> RECORD LIST
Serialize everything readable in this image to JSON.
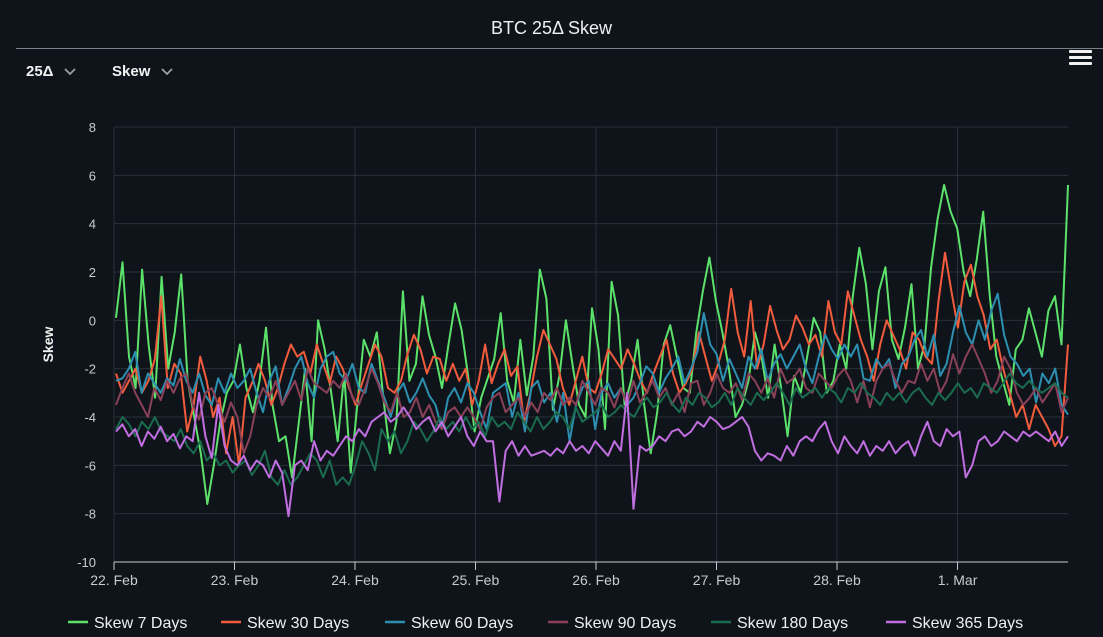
{
  "header": {
    "title": "BTC 25Δ Skew",
    "delta_selector": "25Δ",
    "metric_selector": "Skew"
  },
  "colors": {
    "background": "#0f141b",
    "grid": "#2a3038",
    "axis": "#c8ccd1"
  },
  "chart_data": {
    "type": "line",
    "title": "BTC 25Δ Skew",
    "ylabel": "Skew",
    "xlabel": "",
    "ylim": [
      -10,
      8
    ],
    "yticks": [
      8,
      6,
      4,
      2,
      0,
      -2,
      -4,
      -6,
      -8,
      -10
    ],
    "xlim": [
      "2023-02-22",
      "2023-03-01T22:00"
    ],
    "xticks": [
      {
        "x": "2023-02-22",
        "label": "22. Feb"
      },
      {
        "x": "2023-02-23",
        "label": "23. Feb"
      },
      {
        "x": "2023-02-24",
        "label": "24. Feb"
      },
      {
        "x": "2023-02-25",
        "label": "25. Feb"
      },
      {
        "x": "2023-02-26",
        "label": "26. Feb"
      },
      {
        "x": "2023-02-27",
        "label": "27. Feb"
      },
      {
        "x": "2023-02-28",
        "label": "28. Feb"
      },
      {
        "x": "2023-03-01",
        "label": "1. Mar"
      }
    ],
    "grid": true,
    "legend_position": "bottom",
    "series": [
      {
        "name": "Skew 7 Days",
        "color": "#5ce26a",
        "values": [
          0.1,
          2.4,
          -1.5,
          -2.8,
          2.1,
          -1.0,
          -3.2,
          1.8,
          -2.0,
          -0.5,
          1.9,
          -2.5,
          -4.0,
          -5.5,
          -7.6,
          -6.0,
          -4.2,
          -3.0,
          -2.5,
          -1.0,
          -2.8,
          -3.8,
          -2.5,
          -0.3,
          -3.5,
          -5.0,
          -4.8,
          -6.5,
          -4.3,
          -2.0,
          -5.0,
          0.0,
          -1.2,
          -3.0,
          -5.0,
          -2.2,
          -6.3,
          -3.5,
          -0.8,
          -1.5,
          -0.5,
          -3.2,
          -5.5,
          -4.2,
          1.2,
          -2.5,
          -1.8,
          1.0,
          -0.6,
          -1.5,
          -2.8,
          -1.0,
          0.7,
          -0.4,
          -2.3,
          -4.6,
          -3.2,
          -2.4,
          -1.6,
          0.3,
          -2.5,
          -3.4,
          -0.8,
          -3.1,
          -1.5,
          2.1,
          0.9,
          -3.7,
          -2.3,
          0.0,
          -1.8,
          -3.5,
          -4.0,
          0.5,
          -1.2,
          -4.5,
          1.6,
          0.2,
          -3.5,
          -2.5,
          -0.8,
          -3.5,
          -5.5,
          -3.8,
          -1.0,
          -0.2,
          -1.5,
          -2.8,
          -3.0,
          -0.5,
          1.2,
          2.6,
          0.8,
          -0.5,
          -2.0,
          -4.0,
          -3.5,
          -2.5,
          -0.5,
          -1.5,
          -3.2,
          -1.0,
          -2.8,
          -4.8,
          -2.3,
          -3.0,
          -1.5,
          0.1,
          -0.5,
          -3.0,
          -2.5,
          -1.0,
          -2.0,
          1.0,
          3.0,
          1.5,
          -1.2,
          1.2,
          2.2,
          -0.8,
          -1.6,
          -0.3,
          1.5,
          -2.0,
          -1.0,
          2.2,
          4.2,
          5.6,
          4.5,
          3.8,
          2.0,
          1.0,
          2.5,
          4.5,
          1.0,
          -1.5,
          -2.5,
          -3.5,
          -1.2,
          -0.8,
          0.5,
          -0.5,
          -1.5,
          0.4,
          1.0,
          -1.0,
          5.6
        ]
      },
      {
        "name": "Skew 30 Days",
        "color": "#f15c3d",
        "values": [
          -2.2,
          -3.0,
          -2.5,
          -2.0,
          -3.0,
          -2.5,
          -1.6,
          1.0,
          -2.8,
          -1.8,
          -2.2,
          -4.6,
          -3.5,
          -1.5,
          -2.5,
          -4.0,
          -3.2,
          -5.5,
          -4.0,
          -6.0,
          -3.2,
          -2.6,
          -1.8,
          -2.5,
          -3.5,
          -2.8,
          -1.8,
          -1.0,
          -1.5,
          -1.3,
          -2.2,
          -1.0,
          -1.8,
          -2.6,
          -1.5,
          -2.0,
          -2.8,
          -3.5,
          -2.6,
          -1.8,
          -1.0,
          -1.5,
          -2.8,
          -3.0,
          -2.5,
          -1.4,
          -0.6,
          -1.2,
          -2.2,
          -1.5,
          -1.6,
          -2.5,
          -1.8,
          -2.5,
          -2.0,
          -3.5,
          -2.5,
          -1.0,
          -2.6,
          -1.8,
          -1.2,
          -2.3,
          -1.9,
          -4.2,
          -3.0,
          -1.5,
          -0.4,
          -1.0,
          -1.6,
          -2.8,
          -3.5,
          -2.5,
          -1.5,
          -2.8,
          -3.0,
          -2.2,
          -1.2,
          -1.6,
          -2.0,
          -1.2,
          -1.8,
          -2.5,
          -3.0,
          -2.2,
          -1.5,
          -0.8,
          -2.2,
          -3.0,
          -2.6,
          -2.0,
          -0.5,
          -1.5,
          -2.5,
          -1.8,
          -0.8,
          1.3,
          -0.5,
          -1.5,
          0.8,
          -2.0,
          -1.0,
          0.6,
          -0.4,
          -1.2,
          -0.8,
          0.2,
          -0.3,
          -1.0,
          -0.6,
          -1.5,
          0.8,
          -0.5,
          -1.0,
          1.2,
          0.2,
          -0.8,
          -1.5,
          -2.5,
          -1.0,
          0.0,
          -0.6,
          -1.2,
          -2.0,
          -0.5,
          -0.8,
          -1.5,
          -1.8,
          0.8,
          2.8,
          1.2,
          -0.3,
          1.6,
          2.3,
          1.0,
          0.2,
          -1.2,
          -0.8,
          -2.0,
          -3.0,
          -4.0,
          -3.5,
          -4.5,
          -3.5,
          -4.0,
          -4.5,
          -5.2,
          -4.8,
          -1.0
        ]
      },
      {
        "name": "Skew 60 Days",
        "color": "#2d8fb0",
        "values": [
          -2.5,
          -2.4,
          -2.0,
          -1.3,
          -3.0,
          -2.2,
          -2.6,
          -3.0,
          -2.4,
          -2.7,
          -1.6,
          -2.5,
          -3.0,
          -2.2,
          -3.1,
          -3.5,
          -2.4,
          -3.0,
          -2.2,
          -2.8,
          -2.5,
          -2.0,
          -3.0,
          -3.8,
          -2.5,
          -1.9,
          -3.5,
          -2.8,
          -2.0,
          -1.5,
          -2.6,
          -3.2,
          -2.0,
          -1.5,
          -1.3,
          -2.2,
          -2.5,
          -1.8,
          -2.8,
          -3.0,
          -1.8,
          -2.5,
          -3.2,
          -4.0,
          -3.0,
          -2.6,
          -3.4,
          -3.0,
          -2.4,
          -3.1,
          -3.5,
          -4.5,
          -3.2,
          -2.8,
          -3.4,
          -2.6,
          -3.0,
          -3.8,
          -4.5,
          -3.0,
          -2.8,
          -2.6,
          -4.0,
          -3.0,
          -4.6,
          -2.8,
          -2.5,
          -3.4,
          -3.0,
          -4.2,
          -3.0,
          -5.0,
          -3.5,
          -2.8,
          -2.5,
          -4.5,
          -3.0,
          -2.6,
          -3.2,
          -2.8,
          -3.5,
          -3.2,
          -2.6,
          -1.9,
          -2.2,
          -3.0,
          -2.4,
          -2.0,
          -1.5,
          -2.6,
          -2.0,
          -1.3,
          0.3,
          -1.0,
          -1.4,
          -2.5,
          -1.6,
          -2.2,
          -2.8,
          -1.5,
          -2.0,
          -1.2,
          -2.5,
          -1.8,
          -1.4,
          -2.0,
          -1.5,
          -1.0,
          -2.0,
          -2.6,
          -1.5,
          -0.6,
          -1.2,
          -1.6,
          -1.0,
          -1.5,
          -1.0,
          -2.4,
          -2.5,
          -1.6,
          -2.0,
          -1.6,
          -2.8,
          -1.8,
          -1.5,
          -0.8,
          -0.4,
          -1.5,
          -0.6,
          -2.3,
          -1.8,
          -0.5,
          0.6,
          -0.5,
          -1.0,
          0.0,
          -0.8,
          0.4,
          1.1,
          -0.6,
          -1.5,
          -1.8,
          -2.3,
          -2.0,
          -3.4,
          -2.2,
          -2.6,
          -2.0,
          -3.5,
          -3.9
        ]
      },
      {
        "name": "Skew 90 Days",
        "color": "#8a4158",
        "values": [
          -3.5,
          -2.8,
          -2.2,
          -3.0,
          -3.5,
          -4.0,
          -2.8,
          -3.3,
          -2.5,
          -3.0,
          -2.4,
          -2.2,
          -3.5,
          -4.1,
          -3.0,
          -2.8,
          -3.5,
          -4.2,
          -3.4,
          -4.0,
          -5.5,
          -4.8,
          -3.5,
          -2.8,
          -3.2,
          -2.5,
          -3.5,
          -3.0,
          -2.5,
          -3.3,
          -2.0,
          -2.6,
          -2.8,
          -3.0,
          -2.5,
          -2.8,
          -2.2,
          -3.2,
          -3.5,
          -2.8,
          -2.0,
          -2.6,
          -3.4,
          -3.8,
          -3.0,
          -4.0,
          -3.8,
          -3.2,
          -4.0,
          -3.5,
          -4.2,
          -4.5,
          -3.8,
          -3.6,
          -4.0,
          -3.6,
          -4.0,
          -4.5,
          -3.6,
          -3.2,
          -3.0,
          -3.8,
          -3.5,
          -3.2,
          -4.0,
          -3.4,
          -3.8,
          -3.0,
          -3.3,
          -2.8,
          -3.5,
          -3.2,
          -3.5,
          -2.5,
          -3.0,
          -3.5,
          -2.8,
          -3.0,
          -3.6,
          -2.8,
          -3.5,
          -2.5,
          -3.4,
          -3.0,
          -2.5,
          -3.2,
          -2.8,
          -3.5,
          -3.0,
          -3.8,
          -2.6,
          -2.5,
          -3.5,
          -3.0,
          -2.2,
          -2.8,
          -3.0,
          -2.6,
          -3.3,
          -2.2,
          -2.5,
          -3.0,
          -2.4,
          -3.2,
          -2.0,
          -2.6,
          -2.4,
          -2.0,
          -2.8,
          -3.0,
          -2.2,
          -2.5,
          -2.8,
          -2.3,
          -2.0,
          -2.5,
          -3.4,
          -2.5,
          -3.6,
          -2.5,
          -2.0,
          -1.8,
          -2.5,
          -3.0,
          -2.5,
          -2.6,
          -1.8,
          -2.5,
          -2.0,
          -3.0,
          -2.5,
          -1.4,
          -2.2,
          -1.5,
          -1.0,
          -1.6,
          -2.2,
          -3.0,
          -2.5,
          -1.5,
          -2.0,
          -3.0,
          -3.5,
          -3.2,
          -2.8,
          -3.4,
          -3.0,
          -2.6,
          -3.8,
          -3.2
        ]
      },
      {
        "name": "Skew 180 Days",
        "color": "#1b6b4e",
        "values": [
          -4.5,
          -4.0,
          -4.3,
          -4.8,
          -4.2,
          -4.5,
          -4.0,
          -4.6,
          -4.8,
          -5.0,
          -4.5,
          -5.2,
          -5.5,
          -5.0,
          -5.8,
          -5.5,
          -6.0,
          -5.8,
          -6.3,
          -6.0,
          -5.8,
          -6.4,
          -6.0,
          -5.4,
          -6.5,
          -6.8,
          -6.2,
          -6.8,
          -6.5,
          -6.0,
          -5.5,
          -5.8,
          -6.5,
          -5.8,
          -6.8,
          -6.5,
          -6.8,
          -6.0,
          -5.0,
          -5.5,
          -6.2,
          -4.5,
          -5.0,
          -4.6,
          -5.5,
          -5.0,
          -4.2,
          -4.5,
          -5.0,
          -4.6,
          -4.0,
          -4.5,
          -4.2,
          -4.6,
          -4.0,
          -4.5,
          -4.2,
          -4.8,
          -4.0,
          -4.4,
          -4.2,
          -4.5,
          -3.8,
          -4.2,
          -4.6,
          -4.0,
          -4.5,
          -4.2,
          -3.8,
          -4.0,
          -4.5,
          -3.6,
          -4.2,
          -4.0,
          -3.8,
          -3.5,
          -4.0,
          -3.8,
          -3.5,
          -3.8,
          -4.0,
          -3.5,
          -3.2,
          -3.6,
          -3.4,
          -3.0,
          -3.5,
          -3.8,
          -3.2,
          -3.5,
          -3.0,
          -3.2,
          -3.6,
          -3.4,
          -3.0,
          -3.5,
          -2.8,
          -3.2,
          -3.5,
          -3.0,
          -3.3,
          -3.0,
          -2.6,
          -3.0,
          -3.5,
          -2.8,
          -3.2,
          -3.0,
          -2.8,
          -3.2,
          -2.8,
          -3.0,
          -3.4,
          -2.8,
          -3.0,
          -2.6,
          -3.0,
          -3.2,
          -3.5,
          -3.0,
          -3.3,
          -3.0,
          -3.4,
          -3.0,
          -2.8,
          -3.2,
          -3.5,
          -3.0,
          -3.3,
          -3.0,
          -2.6,
          -3.0,
          -2.8,
          -3.2,
          -2.6,
          -2.8,
          -3.0,
          -2.6,
          -2.2,
          -2.6,
          -2.8,
          -2.5,
          -2.8,
          -3.0,
          -2.8,
          -2.6,
          -3.0,
          -3.2
        ]
      },
      {
        "name": "Skew 365 Days",
        "color": "#c06ee0",
        "values": [
          -4.6,
          -4.3,
          -4.8,
          -4.5,
          -5.2,
          -4.6,
          -4.9,
          -4.4,
          -5.0,
          -4.7,
          -5.3,
          -4.8,
          -5.0,
          -3.0,
          -4.8,
          -5.7,
          -3.5,
          -5.2,
          -5.8,
          -6.0,
          -5.6,
          -6.2,
          -5.8,
          -6.0,
          -6.5,
          -5.8,
          -6.3,
          -8.1,
          -6.0,
          -5.8,
          -6.2,
          -5.0,
          -5.8,
          -5.4,
          -5.6,
          -5.2,
          -4.8,
          -5.0,
          -4.5,
          -4.8,
          -4.2,
          -4.0,
          -3.8,
          -4.2,
          -4.0,
          -3.6,
          -4.0,
          -4.5,
          -4.2,
          -4.0,
          -4.6,
          -4.2,
          -4.8,
          -4.4,
          -4.0,
          -4.8,
          -5.2,
          -4.6,
          -5.0,
          -5.0,
          -7.5,
          -5.4,
          -5.0,
          -5.6,
          -5.2,
          -5.6,
          -5.5,
          -5.4,
          -5.6,
          -5.3,
          -5.5,
          -5.0,
          -5.4,
          -5.2,
          -5.5,
          -5.0,
          -5.3,
          -5.6,
          -5.0,
          -5.4,
          -3.0,
          -7.8,
          -5.2,
          -5.4,
          -5.2,
          -4.8,
          -5.0,
          -4.6,
          -4.5,
          -4.8,
          -4.6,
          -4.2,
          -4.4,
          -4.0,
          -4.2,
          -4.5,
          -4.4,
          -4.2,
          -4.0,
          -4.4,
          -5.4,
          -5.8,
          -5.5,
          -5.6,
          -5.8,
          -5.2,
          -5.6,
          -5.0,
          -4.8,
          -5.0,
          -4.5,
          -4.2,
          -5.0,
          -5.5,
          -4.8,
          -5.2,
          -5.5,
          -5.0,
          -5.6,
          -5.2,
          -5.4,
          -5.0,
          -5.5,
          -5.2,
          -5.0,
          -5.6,
          -4.8,
          -4.2,
          -5.0,
          -5.2,
          -4.5,
          -4.8,
          -4.6,
          -6.5,
          -6.0,
          -5.0,
          -4.8,
          -5.2,
          -5.0,
          -4.6,
          -4.8,
          -5.0,
          -4.6,
          -4.8,
          -4.6,
          -4.8,
          -5.0,
          -4.6,
          -5.2,
          -4.8
        ]
      }
    ]
  }
}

> THE REQUEST
Identify each line in the entries with the word "name" and copy it.

> SOLUTION
        "name": "Skew 7 Days",
        "name": "Skew 30 Days",
        "name": "Skew 60 Days",
        "name": "Skew 90 Days",
        "name": "Skew 180 Days",
        "name": "Skew 365 Days",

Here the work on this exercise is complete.